What you will do: Only the number is wanted: count the lines in the data with "Κανόνας" in them.

--- START Data section ---

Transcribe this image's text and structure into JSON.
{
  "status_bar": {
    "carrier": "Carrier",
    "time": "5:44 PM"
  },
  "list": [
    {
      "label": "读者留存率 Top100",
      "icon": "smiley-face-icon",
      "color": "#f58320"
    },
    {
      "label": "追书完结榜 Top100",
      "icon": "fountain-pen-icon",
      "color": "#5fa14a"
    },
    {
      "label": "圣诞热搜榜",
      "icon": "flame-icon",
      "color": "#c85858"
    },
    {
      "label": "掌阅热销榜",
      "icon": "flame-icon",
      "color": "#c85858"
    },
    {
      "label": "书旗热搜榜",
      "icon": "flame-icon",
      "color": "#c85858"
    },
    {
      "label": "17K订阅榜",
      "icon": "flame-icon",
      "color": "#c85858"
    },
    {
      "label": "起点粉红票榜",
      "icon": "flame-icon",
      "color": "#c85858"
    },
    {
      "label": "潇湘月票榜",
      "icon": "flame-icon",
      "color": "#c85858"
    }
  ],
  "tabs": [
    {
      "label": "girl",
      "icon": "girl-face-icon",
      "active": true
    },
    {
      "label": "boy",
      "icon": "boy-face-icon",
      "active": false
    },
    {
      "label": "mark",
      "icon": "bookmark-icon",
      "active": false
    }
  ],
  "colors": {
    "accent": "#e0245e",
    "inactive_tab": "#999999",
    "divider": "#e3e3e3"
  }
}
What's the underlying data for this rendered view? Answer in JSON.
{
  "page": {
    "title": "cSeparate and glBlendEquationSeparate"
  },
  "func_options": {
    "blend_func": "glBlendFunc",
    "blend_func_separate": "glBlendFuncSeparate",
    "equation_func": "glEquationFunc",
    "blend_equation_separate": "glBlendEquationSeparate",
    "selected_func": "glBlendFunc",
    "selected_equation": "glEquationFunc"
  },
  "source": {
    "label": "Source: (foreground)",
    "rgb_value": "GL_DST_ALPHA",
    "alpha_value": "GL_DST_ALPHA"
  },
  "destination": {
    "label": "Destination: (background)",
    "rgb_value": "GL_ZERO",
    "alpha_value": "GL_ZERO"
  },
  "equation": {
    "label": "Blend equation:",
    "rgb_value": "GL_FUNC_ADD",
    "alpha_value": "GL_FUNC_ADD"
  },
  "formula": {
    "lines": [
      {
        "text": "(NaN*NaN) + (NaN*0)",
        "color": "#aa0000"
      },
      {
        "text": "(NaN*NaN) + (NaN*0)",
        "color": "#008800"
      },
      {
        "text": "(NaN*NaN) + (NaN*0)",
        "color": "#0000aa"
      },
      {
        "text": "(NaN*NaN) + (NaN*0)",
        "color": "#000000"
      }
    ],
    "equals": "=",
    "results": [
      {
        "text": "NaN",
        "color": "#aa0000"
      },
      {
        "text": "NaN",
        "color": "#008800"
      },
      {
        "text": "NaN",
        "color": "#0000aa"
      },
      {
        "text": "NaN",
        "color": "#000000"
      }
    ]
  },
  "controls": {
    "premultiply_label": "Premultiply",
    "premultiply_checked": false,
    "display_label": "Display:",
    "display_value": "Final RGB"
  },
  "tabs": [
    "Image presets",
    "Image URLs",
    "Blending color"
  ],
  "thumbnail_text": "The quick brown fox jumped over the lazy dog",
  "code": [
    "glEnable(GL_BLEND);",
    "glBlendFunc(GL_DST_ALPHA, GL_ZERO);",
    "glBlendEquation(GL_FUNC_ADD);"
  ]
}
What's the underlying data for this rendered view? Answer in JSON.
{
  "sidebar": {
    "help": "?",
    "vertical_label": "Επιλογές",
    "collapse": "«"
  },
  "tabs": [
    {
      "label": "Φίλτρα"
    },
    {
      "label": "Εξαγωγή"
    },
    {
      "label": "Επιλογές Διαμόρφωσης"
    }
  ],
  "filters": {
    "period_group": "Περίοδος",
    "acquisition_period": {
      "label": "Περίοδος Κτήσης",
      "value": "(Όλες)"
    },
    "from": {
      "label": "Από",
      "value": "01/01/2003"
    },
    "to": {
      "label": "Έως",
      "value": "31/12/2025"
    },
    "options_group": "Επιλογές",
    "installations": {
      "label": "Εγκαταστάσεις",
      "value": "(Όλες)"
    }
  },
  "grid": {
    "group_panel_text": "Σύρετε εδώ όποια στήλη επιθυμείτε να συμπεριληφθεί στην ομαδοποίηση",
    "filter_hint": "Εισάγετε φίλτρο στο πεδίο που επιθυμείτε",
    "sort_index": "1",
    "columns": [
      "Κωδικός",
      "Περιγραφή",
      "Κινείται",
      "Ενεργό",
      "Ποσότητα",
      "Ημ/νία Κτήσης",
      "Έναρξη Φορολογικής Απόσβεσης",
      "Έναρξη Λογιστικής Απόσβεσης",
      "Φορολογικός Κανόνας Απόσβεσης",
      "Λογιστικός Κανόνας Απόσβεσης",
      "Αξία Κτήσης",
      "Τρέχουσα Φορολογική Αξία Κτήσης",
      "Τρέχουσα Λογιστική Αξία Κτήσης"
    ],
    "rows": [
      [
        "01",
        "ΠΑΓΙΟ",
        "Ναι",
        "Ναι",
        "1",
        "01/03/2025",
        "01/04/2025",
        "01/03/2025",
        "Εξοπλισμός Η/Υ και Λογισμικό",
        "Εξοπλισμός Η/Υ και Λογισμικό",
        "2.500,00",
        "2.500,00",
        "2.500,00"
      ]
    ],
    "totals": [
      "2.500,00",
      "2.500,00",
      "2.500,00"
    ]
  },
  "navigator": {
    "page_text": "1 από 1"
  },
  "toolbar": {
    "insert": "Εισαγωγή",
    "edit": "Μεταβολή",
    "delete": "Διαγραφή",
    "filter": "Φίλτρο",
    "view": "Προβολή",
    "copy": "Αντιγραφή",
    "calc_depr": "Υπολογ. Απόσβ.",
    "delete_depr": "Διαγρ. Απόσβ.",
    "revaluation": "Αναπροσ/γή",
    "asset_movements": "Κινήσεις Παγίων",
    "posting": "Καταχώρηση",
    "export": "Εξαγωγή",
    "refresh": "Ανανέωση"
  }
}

--- END Data section ---

Exercise answer: 2